— START OF Record extracts —

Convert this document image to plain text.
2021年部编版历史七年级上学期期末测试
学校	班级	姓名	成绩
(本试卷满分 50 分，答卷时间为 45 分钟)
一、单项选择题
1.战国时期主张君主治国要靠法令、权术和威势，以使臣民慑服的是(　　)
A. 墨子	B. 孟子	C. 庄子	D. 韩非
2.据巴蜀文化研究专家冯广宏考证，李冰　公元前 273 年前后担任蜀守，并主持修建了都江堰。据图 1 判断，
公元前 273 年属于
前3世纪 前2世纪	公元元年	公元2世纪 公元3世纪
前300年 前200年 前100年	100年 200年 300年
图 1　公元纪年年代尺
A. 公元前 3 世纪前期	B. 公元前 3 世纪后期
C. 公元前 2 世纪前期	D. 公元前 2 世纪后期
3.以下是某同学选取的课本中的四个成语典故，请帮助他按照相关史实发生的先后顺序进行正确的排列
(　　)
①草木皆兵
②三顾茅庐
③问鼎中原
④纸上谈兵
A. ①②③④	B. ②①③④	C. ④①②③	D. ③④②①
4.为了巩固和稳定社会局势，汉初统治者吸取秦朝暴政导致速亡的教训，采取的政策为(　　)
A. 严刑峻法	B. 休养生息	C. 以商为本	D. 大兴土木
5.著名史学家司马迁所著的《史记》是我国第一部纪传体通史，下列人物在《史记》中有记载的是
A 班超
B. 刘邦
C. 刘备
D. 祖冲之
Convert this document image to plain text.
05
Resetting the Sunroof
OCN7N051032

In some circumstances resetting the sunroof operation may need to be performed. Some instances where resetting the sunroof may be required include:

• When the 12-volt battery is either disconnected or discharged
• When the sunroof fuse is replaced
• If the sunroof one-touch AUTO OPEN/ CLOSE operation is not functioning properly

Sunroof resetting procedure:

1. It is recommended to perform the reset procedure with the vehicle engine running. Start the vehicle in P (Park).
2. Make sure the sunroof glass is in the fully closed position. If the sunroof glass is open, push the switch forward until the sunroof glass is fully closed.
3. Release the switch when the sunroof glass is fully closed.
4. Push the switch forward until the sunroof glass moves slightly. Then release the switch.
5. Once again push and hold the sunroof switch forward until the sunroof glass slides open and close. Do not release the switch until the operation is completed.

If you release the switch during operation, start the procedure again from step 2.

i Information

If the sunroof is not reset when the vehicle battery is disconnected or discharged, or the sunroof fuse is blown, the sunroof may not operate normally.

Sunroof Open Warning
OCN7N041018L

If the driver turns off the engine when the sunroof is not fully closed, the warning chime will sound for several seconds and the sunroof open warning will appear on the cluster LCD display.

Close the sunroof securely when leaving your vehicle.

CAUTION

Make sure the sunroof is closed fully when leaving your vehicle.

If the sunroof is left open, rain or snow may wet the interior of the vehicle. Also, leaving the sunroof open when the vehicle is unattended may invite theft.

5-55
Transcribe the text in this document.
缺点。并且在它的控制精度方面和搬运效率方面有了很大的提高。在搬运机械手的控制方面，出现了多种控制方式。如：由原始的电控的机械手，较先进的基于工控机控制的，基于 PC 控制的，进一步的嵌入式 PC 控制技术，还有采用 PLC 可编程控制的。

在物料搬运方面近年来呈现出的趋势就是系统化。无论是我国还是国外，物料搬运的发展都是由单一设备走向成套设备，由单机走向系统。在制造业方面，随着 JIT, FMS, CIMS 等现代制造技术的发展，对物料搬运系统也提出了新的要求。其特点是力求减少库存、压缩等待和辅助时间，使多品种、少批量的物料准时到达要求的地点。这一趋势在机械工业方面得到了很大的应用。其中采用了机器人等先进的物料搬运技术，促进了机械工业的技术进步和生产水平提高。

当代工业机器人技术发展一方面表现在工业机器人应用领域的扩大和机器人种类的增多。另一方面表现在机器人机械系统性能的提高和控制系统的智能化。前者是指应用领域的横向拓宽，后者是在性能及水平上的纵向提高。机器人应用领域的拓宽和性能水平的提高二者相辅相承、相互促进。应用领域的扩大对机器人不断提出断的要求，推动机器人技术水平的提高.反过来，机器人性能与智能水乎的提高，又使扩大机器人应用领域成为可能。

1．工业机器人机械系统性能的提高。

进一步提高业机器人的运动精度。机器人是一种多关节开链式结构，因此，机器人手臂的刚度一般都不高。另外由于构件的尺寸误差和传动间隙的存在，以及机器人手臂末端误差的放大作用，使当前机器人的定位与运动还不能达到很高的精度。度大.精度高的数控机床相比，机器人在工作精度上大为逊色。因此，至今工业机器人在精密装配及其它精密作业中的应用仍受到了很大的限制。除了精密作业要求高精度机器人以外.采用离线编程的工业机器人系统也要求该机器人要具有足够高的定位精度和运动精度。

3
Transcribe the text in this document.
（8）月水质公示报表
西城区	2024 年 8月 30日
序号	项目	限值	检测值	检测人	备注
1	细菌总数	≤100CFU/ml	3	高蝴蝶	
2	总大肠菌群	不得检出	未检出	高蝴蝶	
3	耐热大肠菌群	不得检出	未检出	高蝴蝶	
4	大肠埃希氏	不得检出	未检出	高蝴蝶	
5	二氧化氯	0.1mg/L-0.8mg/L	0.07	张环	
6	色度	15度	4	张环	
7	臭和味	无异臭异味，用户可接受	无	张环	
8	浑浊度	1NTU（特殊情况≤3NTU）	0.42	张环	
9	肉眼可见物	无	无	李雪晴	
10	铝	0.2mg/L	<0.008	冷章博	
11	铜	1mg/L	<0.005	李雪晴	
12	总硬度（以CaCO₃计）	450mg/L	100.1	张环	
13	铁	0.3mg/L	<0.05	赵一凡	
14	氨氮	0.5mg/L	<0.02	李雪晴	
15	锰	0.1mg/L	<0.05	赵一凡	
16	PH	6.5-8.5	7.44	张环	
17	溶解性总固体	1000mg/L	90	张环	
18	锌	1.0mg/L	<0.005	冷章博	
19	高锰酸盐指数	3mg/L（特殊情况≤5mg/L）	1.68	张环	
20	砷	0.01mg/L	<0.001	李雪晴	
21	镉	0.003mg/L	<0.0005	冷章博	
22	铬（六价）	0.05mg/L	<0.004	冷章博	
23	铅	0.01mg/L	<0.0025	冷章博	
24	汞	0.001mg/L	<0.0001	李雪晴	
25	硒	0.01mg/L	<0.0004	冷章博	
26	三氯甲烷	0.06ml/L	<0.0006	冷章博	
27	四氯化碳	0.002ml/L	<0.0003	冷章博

— END OF Record extracts —

**Exercise instructions:**
Repeat the records above exactly.

**Solution to the exercise:**
Convert this document image to plain text.
2021年部编版历史七年级上学期期末测试
学校	班级	姓名	成绩
(本试卷满分 50 分，答卷时间为 45 分钟)
一、单项选择题
1.战国时期主张君主治国要靠法令、权术和威势，以使臣民慑服的是(　　)
A. 墨子	B. 孟子	C. 庄子	D. 韩非
2.据巴蜀文化研究专家冯广宏考证，李冰　公元前 273 年前后担任蜀守，并主持修建了都江堰。据图 1 判断，
公元前 273 年属于
前3世纪 前2世纪	公元元年	公元2世纪 公元3世纪
前300年 前200年 前100年	100年 200年 300年
图 1　公元纪年年代尺
A. 公元前 3 世纪前期	B. 公元前 3 世纪后期
C. 公元前 2 世纪前期	D. 公元前 2 世纪后期
3.以下是某同学选取的课本中的四个成语典故，请帮助他按照相关史实发生的先后顺序进行正确的排列
(　　)
①草木皆兵
②三顾茅庐
③问鼎中原
④纸上谈兵
A. ①②③④	B. ②①③④	C. ④①②③	D. ③④②①
4.为了巩固和稳定社会局势，汉初统治者吸取秦朝暴政导致速亡的教训，采取的政策为(　　)
A. 严刑峻法	B. 休养生息	C. 以商为本	D. 大兴土木
5.著名史学家司马迁所著的《史记》是我国第一部纪传体通史，下列人物在《史记》中有记载的是
A 班超
B. 刘邦
C. 刘备
D. 祖冲之
Convert this document image to plain text.
05
Resetting the Sunroof
OCN7N051032

In some circumstances resetting the sunroof operation may need to be performed. Some instances where resetting the sunroof may be required include:

• When the 12-volt battery is either disconnected or discharged
• When the sunroof fuse is replaced
• If the sunroof one-touch AUTO OPEN/ CLOSE operation is not functioning properly

Sunroof resetting procedure:

1. It is recommended to perform the reset procedure with the vehicle engine running. Start the vehicle in P (Park).
2. Make sure the sunroof glass is in the fully closed position. If the sunroof glass is open, push the switch forward until the sunroof glass is fully closed.
3. Release the switch when the sunroof glass is fully closed.
4. Push the switch forward until the sunroof glass moves slightly. Then release the switch.
5. Once again push and hold the sunroof switch forward until the sunroof glass slides open and close. Do not release the switch until the operation is completed.

If you release the switch during operation, start the procedure again from step 2.

i Information

If the sunroof is not reset when the vehicle battery is disconnected or discharged, or the sunroof fuse is blown, the sunroof may not operate normally.

Sunroof Open Warning
OCN7N041018L

If the driver turns off the engine when the sunroof is not fully closed, the warning chime will sound for several seconds and the sunroof open warning will appear on the cluster LCD display.

Close the sunroof securely when leaving your vehicle.

CAUTION

Make sure the sunroof is closed fully when leaving your vehicle.

If the sunroof is left open, rain or snow may wet the interior of the vehicle. Also, leaving the sunroof open when the vehicle is unattended may invite theft.

5-55
Transcribe the text in this document.
缺点。并且在它的控制精度方面和搬运效率方面有了很大的提高。在搬运机械手的控制方面，出现了多种控制方式。如：由原始的电控的机械手，较先进的基于工控机控制的，基于 PC 控制的，进一步的嵌入式 PC 控制技术，还有采用 PLC 可编程控制的。

在物料搬运方面近年来呈现出的趋势就是系统化。无论是我国还是国外，物料搬运的发展都是由单一设备走向成套设备，由单机走向系统。在制造业方面，随着 JIT, FMS, CIMS 等现代制造技术的发展，对物料搬运系统也提出了新的要求。其特点是力求减少库存、压缩等待和辅助时间，使多品种、少批量的物料准时到达要求的地点。这一趋势在机械工业方面得到了很大的应用。其中采用了机器人等先进的物料搬运技术，促进了机械工业的技术进步和生产水平提高。

当代工业机器人技术发展一方面表现在工业机器人应用领域的扩大和机器人种类的增多。另一方面表现在机器人机械系统性能的提高和控制系统的智能化。前者是指应用领域的横向拓宽，后者是在性能及水平上的纵向提高。机器人应用领域的拓宽和性能水平的提高二者相辅相承、相互促进。应用领域的扩大对机器人不断提出断的要求，推动机器人技术水平的提高.反过来，机器人性能与智能水乎的提高，又使扩大机器人应用领域成为可能。

1．工业机器人机械系统性能的提高。

进一步提高业机器人的运动精度。机器人是一种多关节开链式结构，因此，机器人手臂的刚度一般都不高。另外由于构件的尺寸误差和传动间隙的存在，以及机器人手臂末端误差的放大作用，使当前机器人的定位与运动还不能达到很高的精度。度大.精度高的数控机床相比，机器人在工作精度上大为逊色。因此，至今工业机器人在精密装配及其它精密作业中的应用仍受到了很大的限制。除了精密作业要求高精度机器人以外.采用离线编程的工业机器人系统也要求该机器人要具有足够高的定位精度和运动精度。

3
Transcribe the text in this document.
（8）月水质公示报表
西城区	2024 年 8月 30日
序号	项目	限值	检测值	检测人	备注
1	细菌总数	≤100CFU/ml	3	高蝴蝶	
2	总大肠菌群	不得检出	未检出	高蝴蝶	
3	耐热大肠菌群	不得检出	未检出	高蝴蝶	
4	大肠埃希氏	不得检出	未检出	高蝴蝶	
5	二氧化氯	0.1mg/L-0.8mg/L	0.07	张环	
6	色度	15度	4	张环	
7	臭和味	无异臭异味，用户可接受	无	张环	
8	浑浊度	1NTU（特殊情况≤3NTU）	0.42	张环	
9	肉眼可见物	无	无	李雪晴	
10	铝	0.2mg/L	<0.008	冷章博	
11	铜	1mg/L	<0.005	李雪晴	
12	总硬度（以CaCO₃计）	450mg/L	100.1	张环	
13	铁	0.3mg/L	<0.05	赵一凡	
14	氨氮	0.5mg/L	<0.02	李雪晴	
15	锰	0.1mg/L	<0.05	赵一凡	
16	PH	6.5-8.5	7.44	张环	
17	溶解性总固体	1000mg/L	90	张环	
18	锌	1.0mg/L	<0.005	冷章博	
19	高锰酸盐指数	3mg/L（特殊情况≤5mg/L）	1.68	张环	
20	砷	0.01mg/L	<0.001	李雪晴	
21	镉	0.003mg/L	<0.0005	冷章博	
22	铬（六价）	0.05mg/L	<0.004	冷章博	
23	铅	0.01mg/L	<0.0025	冷章博	
24	汞	0.001mg/L	<0.0001	李雪晴	
25	硒	0.01mg/L	<0.0004	冷章博	
26	三氯甲烷	0.06ml/L	<0.0006	冷章博	
27	四氯化碳	0.002ml/L	<0.0003	冷章博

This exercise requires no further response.